DIRECTIONS FOR THIS TASK
Restate the whole listing exactly.

TASK MATERIAL

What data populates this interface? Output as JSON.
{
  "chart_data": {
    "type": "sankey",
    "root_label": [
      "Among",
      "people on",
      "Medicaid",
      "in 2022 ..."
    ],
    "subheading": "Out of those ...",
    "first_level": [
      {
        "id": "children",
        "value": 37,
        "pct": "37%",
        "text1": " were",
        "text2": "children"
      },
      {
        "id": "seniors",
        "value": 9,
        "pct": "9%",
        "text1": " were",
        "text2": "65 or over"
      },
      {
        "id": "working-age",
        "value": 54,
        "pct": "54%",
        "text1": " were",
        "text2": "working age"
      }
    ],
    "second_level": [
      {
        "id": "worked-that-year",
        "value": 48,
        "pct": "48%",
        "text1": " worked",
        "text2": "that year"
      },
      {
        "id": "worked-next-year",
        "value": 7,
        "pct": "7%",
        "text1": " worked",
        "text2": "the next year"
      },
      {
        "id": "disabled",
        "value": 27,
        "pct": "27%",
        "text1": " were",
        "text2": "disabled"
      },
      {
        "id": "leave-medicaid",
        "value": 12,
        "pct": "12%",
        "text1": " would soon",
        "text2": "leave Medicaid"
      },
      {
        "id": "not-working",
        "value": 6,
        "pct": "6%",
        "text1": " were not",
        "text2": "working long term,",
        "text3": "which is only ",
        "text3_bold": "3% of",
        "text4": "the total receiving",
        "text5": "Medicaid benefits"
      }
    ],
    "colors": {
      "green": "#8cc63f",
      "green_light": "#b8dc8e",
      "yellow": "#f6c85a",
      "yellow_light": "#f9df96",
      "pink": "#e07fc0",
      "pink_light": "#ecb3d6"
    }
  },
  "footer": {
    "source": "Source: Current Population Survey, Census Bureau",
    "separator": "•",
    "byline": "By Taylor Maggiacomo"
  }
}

CORRECT OUTPUT
What data populates this interface? Output as JSON.
{
  "chart_data": {
    "type": "sankey",
    "root_label": [
      "Among",
      "people on",
      "Medicaid",
      "in 2022 ..."
    ],
    "subheading": "Out of those ...",
    "first_level": [
      {
        "id": "children",
        "value": 37,
        "pct": "37%",
        "text1": " were",
        "text2": "children"
      },
      {
        "id": "seniors",
        "value": 9,
        "pct": "9%",
        "text1": " were",
        "text2": "65 or over"
      },
      {
        "id": "working-age",
        "value": 54,
        "pct": "54%",
        "text1": " were",
        "text2": "working age"
      }
    ],
    "second_level": [
      {
        "id": "worked-that-year",
        "value": 48,
        "pct": "48%",
        "text1": " worked",
        "text2": "that year"
      },
      {
        "id": "worked-next-year",
        "value": 7,
        "pct": "7%",
        "text1": " worked",
        "text2": "the next year"
      },
      {
        "id": "disabled",
        "value": 27,
        "pct": "27%",
        "text1": " were",
        "text2": "disabled"
      },
      {
        "id": "leave-medicaid",
        "value": 12,
        "pct": "12%",
        "text1": " would soon",
        "text2": "leave Medicaid"
      },
      {
        "id": "not-working",
        "value": 6,
        "pct": "6%",
        "text1": " were not",
        "text2": "working long term,",
        "text3": "which is only ",
        "text3_bold": "3% of",
        "text4": "the total receiving",
        "text5": "Medicaid benefits"
      }
    ],
    "colors": {
      "green": "#8cc63f",
      "green_light": "#b8dc8e",
      "yellow": "#f6c85a",
      "yellow_light": "#f9df96",
      "pink": "#e07fc0",
      "pink_light": "#ecb3d6"
    }
  },
  "footer": {
    "source": "Source: Current Population Survey, Census Bureau",
    "separator": "•",
    "byline": "By Taylor Maggiacomo"
  }
}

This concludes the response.